## WHAT THE TASK ASKS
In your copy, include every line of the listing below exactly but none of the pictures.

## RECORDS SUPPLIED
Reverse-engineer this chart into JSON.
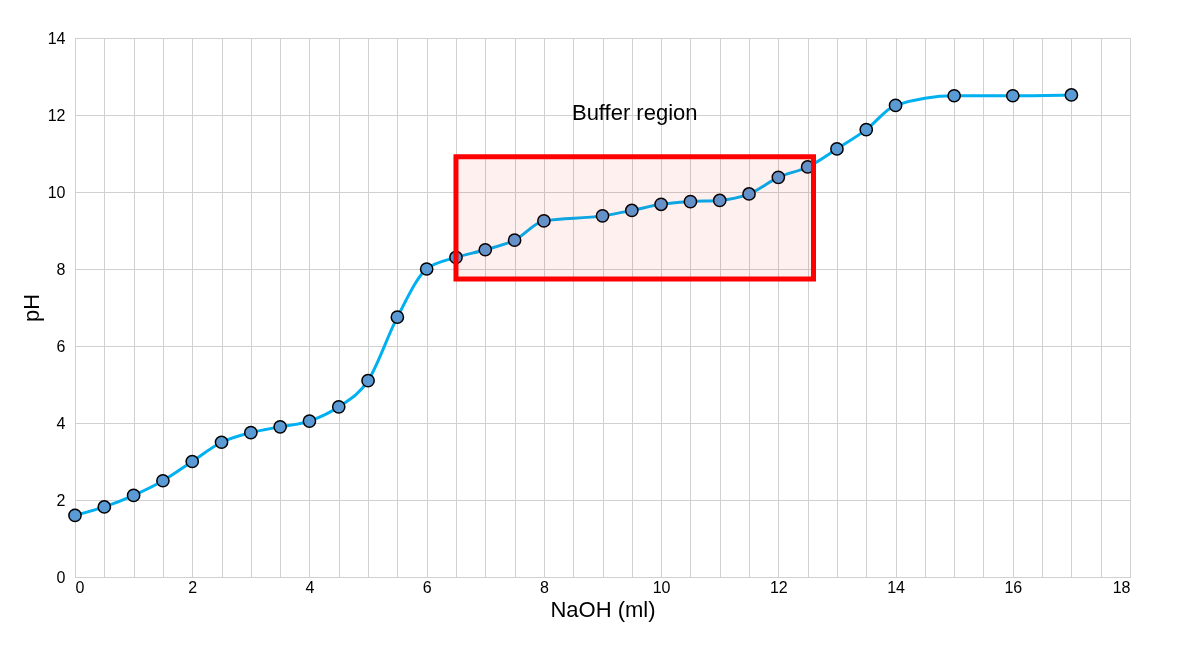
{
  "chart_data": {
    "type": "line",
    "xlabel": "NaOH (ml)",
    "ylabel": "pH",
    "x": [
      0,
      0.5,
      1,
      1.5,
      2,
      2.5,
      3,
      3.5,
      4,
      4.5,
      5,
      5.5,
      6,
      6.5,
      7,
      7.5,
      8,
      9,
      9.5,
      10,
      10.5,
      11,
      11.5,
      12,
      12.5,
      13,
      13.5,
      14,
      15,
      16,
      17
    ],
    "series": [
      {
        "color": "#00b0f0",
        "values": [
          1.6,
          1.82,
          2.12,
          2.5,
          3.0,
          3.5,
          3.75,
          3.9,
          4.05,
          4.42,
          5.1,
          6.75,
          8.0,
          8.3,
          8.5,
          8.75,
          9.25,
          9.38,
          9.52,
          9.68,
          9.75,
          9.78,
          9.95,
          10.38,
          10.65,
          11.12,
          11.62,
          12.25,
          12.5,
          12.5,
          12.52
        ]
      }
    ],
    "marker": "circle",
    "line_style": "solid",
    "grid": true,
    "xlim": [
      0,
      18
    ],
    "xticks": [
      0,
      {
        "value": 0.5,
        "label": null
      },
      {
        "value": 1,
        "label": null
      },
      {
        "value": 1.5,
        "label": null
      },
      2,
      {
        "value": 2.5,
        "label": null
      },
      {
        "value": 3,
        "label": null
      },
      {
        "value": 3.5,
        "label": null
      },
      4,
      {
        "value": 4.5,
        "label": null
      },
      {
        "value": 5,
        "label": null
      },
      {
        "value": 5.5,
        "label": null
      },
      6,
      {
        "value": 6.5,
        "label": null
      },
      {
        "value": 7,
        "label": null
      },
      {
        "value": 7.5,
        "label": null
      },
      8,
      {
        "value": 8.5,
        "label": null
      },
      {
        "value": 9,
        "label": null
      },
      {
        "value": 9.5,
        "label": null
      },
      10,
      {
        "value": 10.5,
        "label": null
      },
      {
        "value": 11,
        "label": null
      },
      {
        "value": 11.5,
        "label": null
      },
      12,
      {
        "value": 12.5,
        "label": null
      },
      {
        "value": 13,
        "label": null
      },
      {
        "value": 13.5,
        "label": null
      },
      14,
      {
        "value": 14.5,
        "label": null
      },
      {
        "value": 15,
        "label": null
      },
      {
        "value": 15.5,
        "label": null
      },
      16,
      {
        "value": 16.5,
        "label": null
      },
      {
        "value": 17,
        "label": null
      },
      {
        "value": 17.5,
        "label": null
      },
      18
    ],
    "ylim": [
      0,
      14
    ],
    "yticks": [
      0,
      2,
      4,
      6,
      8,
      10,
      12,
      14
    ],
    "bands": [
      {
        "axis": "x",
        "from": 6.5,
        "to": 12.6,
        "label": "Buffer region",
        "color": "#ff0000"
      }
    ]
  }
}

## FINAL RESULT
Reverse-engineer this chart into JSON.
{
  "chart_data": {
    "type": "line",
    "xlabel": "NaOH (ml)",
    "ylabel": "pH",
    "x": [
      0,
      0.5,
      1,
      1.5,
      2,
      2.5,
      3,
      3.5,
      4,
      4.5,
      5,
      5.5,
      6,
      6.5,
      7,
      7.5,
      8,
      9,
      9.5,
      10,
      10.5,
      11,
      11.5,
      12,
      12.5,
      13,
      13.5,
      14,
      15,
      16,
      17
    ],
    "series": [
      {
        "color": "#00b0f0",
        "values": [
          1.6,
          1.82,
          2.12,
          2.5,
          3.0,
          3.5,
          3.75,
          3.9,
          4.05,
          4.42,
          5.1,
          6.75,
          8.0,
          8.3,
          8.5,
          8.75,
          9.25,
          9.38,
          9.52,
          9.68,
          9.75,
          9.78,
          9.95,
          10.38,
          10.65,
          11.12,
          11.62,
          12.25,
          12.5,
          12.5,
          12.52
        ]
      }
    ],
    "marker": "circle",
    "line_style": "solid",
    "grid": true,
    "xlim": [
      0,
      18
    ],
    "xticks": [
      0,
      {
        "value": 0.5,
        "label": null
      },
      {
        "value": 1,
        "label": null
      },
      {
        "value": 1.5,
        "label": null
      },
      2,
      {
        "value": 2.5,
        "label": null
      },
      {
        "value": 3,
        "label": null
      },
      {
        "value": 3.5,
        "label": null
      },
      4,
      {
        "value": 4.5,
        "label": null
      },
      {
        "value": 5,
        "label": null
      },
      {
        "value": 5.5,
        "label": null
      },
      6,
      {
        "value": 6.5,
        "label": null
      },
      {
        "value": 7,
        "label": null
      },
      {
        "value": 7.5,
        "label": null
      },
      8,
      {
        "value": 8.5,
        "label": null
      },
      {
        "value": 9,
        "label": null
      },
      {
        "value": 9.5,
        "label": null
      },
      10,
      {
        "value": 10.5,
        "label": null
      },
      {
        "value": 11,
        "label": null
      },
      {
        "value": 11.5,
        "label": null
      },
      12,
      {
        "value": 12.5,
        "label": null
      },
      {
        "value": 13,
        "label": null
      },
      {
        "value": 13.5,
        "label": null
      },
      14,
      {
        "value": 14.5,
        "label": null
      },
      {
        "value": 15,
        "label": null
      },
      {
        "value": 15.5,
        "label": null
      },
      16,
      {
        "value": 16.5,
        "label": null
      },
      {
        "value": 17,
        "label": null
      },
      {
        "value": 17.5,
        "label": null
      },
      18
    ],
    "ylim": [
      0,
      14
    ],
    "yticks": [
      0,
      2,
      4,
      6,
      8,
      10,
      12,
      14
    ],
    "bands": [
      {
        "axis": "x",
        "from": 6.5,
        "to": 12.6,
        "label": "Buffer region",
        "color": "#ff0000"
      }
    ]
  }
}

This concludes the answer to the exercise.